Exercise directions: Exact wording is required for every entry; transcribe all of them and leave the images out.
--
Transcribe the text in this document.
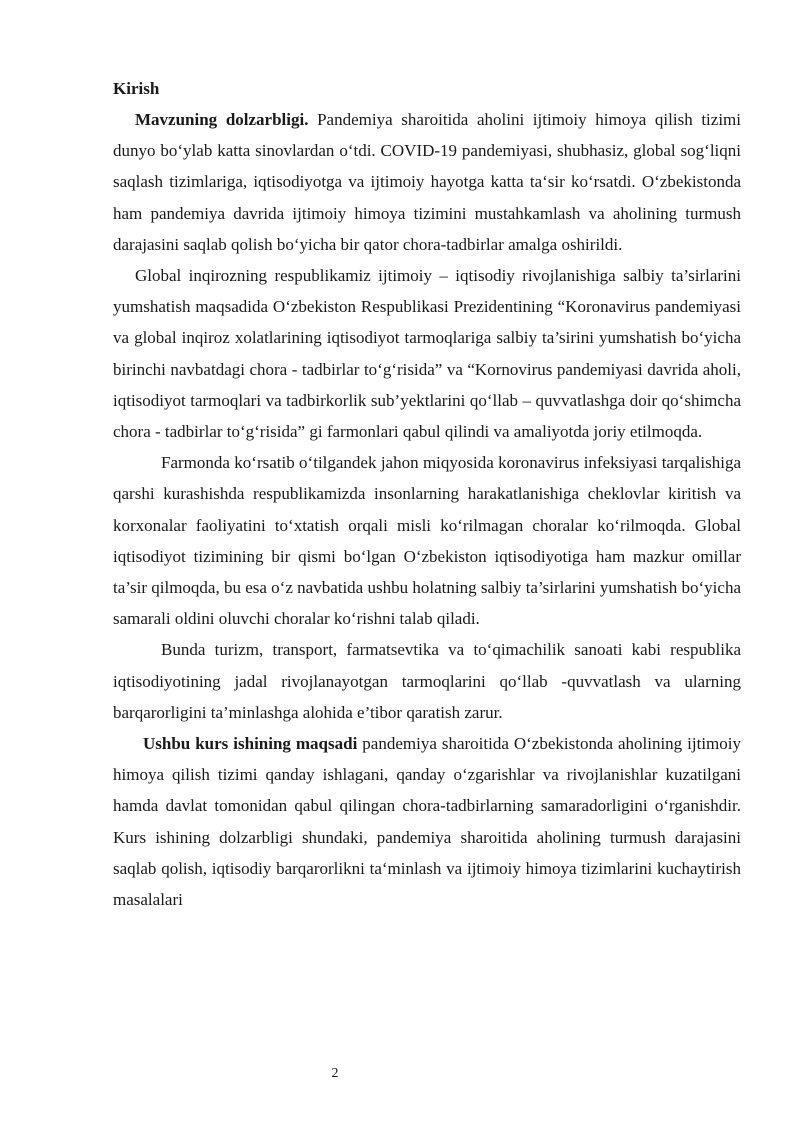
Kirish

Mavzuning dolzarbligi. Pandemiya sharoitida aholini ijtimoiy himoya qilish tizimi dunyo bo‘ylab katta sinovlardan o‘tdi. COVID-19 pandemiyasi, shubhasiz, global sog‘liqni saqlash tizimlariga, iqtisodiyotga va ijtimoiy hayotga katta ta‘sir ko‘rsatdi. O‘zbekistonda ham pandemiya davrida ijtimoiy himoya tizimini mustahkamlash va aholining turmush darajasini saqlab qolish bo‘yicha bir qator chora-tadbirlar amalga oshirildi.

Global inqirozning respublikamiz ijtimoiy – iqtisodiy rivojlanishiga salbiy ta’sirlarini yumshatish maqsadida O‘zbekiston Respublikasi Prezidentining “Koronavirus pandemiyasi va global inqiroz xolatlarining iqtisodiyot tarmoqlariga salbiy ta’sirini yumshatish bo‘yicha birinchi navbatdagi chora - tadbirlar to‘g‘risida” va “Kornovirus pandemiyasi davrida aholi, iqtisodiyot tarmoqlari va tadbirkorlik sub’yektlarini qo‘llab – quvvatlashga doir qo‘shimcha chora - tadbirlar to‘g‘risida” gi farmonlari qabul qilindi va amaliyotda joriy etilmoqda.

Farmonda ko‘rsatib o‘tilgandek jahon miqyosida koronavirus infeksiyasi tarqalishiga qarshi kurashishda respublikamizda insonlarning harakatlanishiga cheklovlar kiritish va korxonalar faoliyatini to‘xtatish orqali misli ko‘rilmagan choralar ko‘rilmoqda. Global iqtisodiyot tizimining bir qismi bo‘lgan O‘zbekiston iqtisodiyotiga ham mazkur omillar ta’sir qilmoqda, bu esa o‘z navbatida ushbu holatning salbiy ta’sirlarini yumshatish bo‘yicha samarali oldini oluvchi choralar ko‘rishni talab qiladi.

Bunda turizm, transport, farmatsevtika va to‘qimachilik sanoati kabi respublika iqtisodiyotining jadal rivojlanayotgan tarmoqlarini qo‘llab -quvvatlash va ularning barqarorligini ta’minlashga alohida e’tibor qaratish zarur.

Ushbu kurs ishining maqsadi pandemiya sharoitida O‘zbekistonda aholining ijtimoiy himoya qilish tizimi qanday ishlagani, qanday o‘zgarishlar va rivojlanishlar kuzatilgani hamda davlat tomonidan qabul qilingan chora-tadbirlarning samaradorligini o‘rganishdir. Kurs ishining dolzarbligi shundaki, pandemiya sharoitida aholining turmush darajasini saqlab qolish, iqtisodiy barqarorlikni ta‘minlash va ijtimoiy himoya tizimlarini kuchaytirish masalalari

2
--
Response box:
Transcribe the text in this document.
Kirish

Mavzuning dolzarbligi. Pandemiya sharoitida aholini ijtimoiy himoya qilish tizimi dunyo bo‘ylab katta sinovlardan o‘tdi. COVID-19 pandemiyasi, shubhasiz, global sog‘liqni saqlash tizimlariga, iqtisodiyotga va ijtimoiy hayotga katta ta‘sir ko‘rsatdi. O‘zbekistonda ham pandemiya davrida ijtimoiy himoya tizimini mustahkamlash va aholining turmush darajasini saqlab qolish bo‘yicha bir qator chora-tadbirlar amalga oshirildi.

Global inqirozning respublikamiz ijtimoiy – iqtisodiy rivojlanishiga salbiy ta’sirlarini yumshatish maqsadida O‘zbekiston Respublikasi Prezidentining “Koronavirus pandemiyasi va global inqiroz xolatlarining iqtisodiyot tarmoqlariga salbiy ta’sirini yumshatish bo‘yicha birinchi navbatdagi chora - tadbirlar to‘g‘risida” va “Kornovirus pandemiyasi davrida aholi, iqtisodiyot tarmoqlari va tadbirkorlik sub’yektlarini qo‘llab – quvvatlashga doir qo‘shimcha chora - tadbirlar to‘g‘risida” gi farmonlari qabul qilindi va amaliyotda joriy etilmoqda.

Farmonda ko‘rsatib o‘tilgandek jahon miqyosida koronavirus infeksiyasi tarqalishiga qarshi kurashishda respublikamizda insonlarning harakatlanishiga cheklovlar kiritish va korxonalar faoliyatini to‘xtatish orqali misli ko‘rilmagan choralar ko‘rilmoqda. Global iqtisodiyot tizimining bir qismi bo‘lgan O‘zbekiston iqtisodiyotiga ham mazkur omillar ta’sir qilmoqda, bu esa o‘z navbatida ushbu holatning salbiy ta’sirlarini yumshatish bo‘yicha samarali oldini oluvchi choralar ko‘rishni talab qiladi.

Bunda turizm, transport, farmatsevtika va to‘qimachilik sanoati kabi respublika iqtisodiyotining jadal rivojlanayotgan tarmoqlarini qo‘llab -quvvatlash va ularning barqarorligini ta’minlashga alohida e’tibor qaratish zarur.

Ushbu kurs ishining maqsadi pandemiya sharoitida O‘zbekistonda aholining ijtimoiy himoya qilish tizimi qanday ishlagani, qanday o‘zgarishlar va rivojlanishlar kuzatilgani hamda davlat tomonidan qabul qilingan chora-tadbirlarning samaradorligini o‘rganishdir. Kurs ishining dolzarbligi shundaki, pandemiya sharoitida aholining turmush darajasini saqlab qolish, iqtisodiy barqarorlikni ta‘minlash va ijtimoiy himoya tizimlarini kuchaytirish masalalari

2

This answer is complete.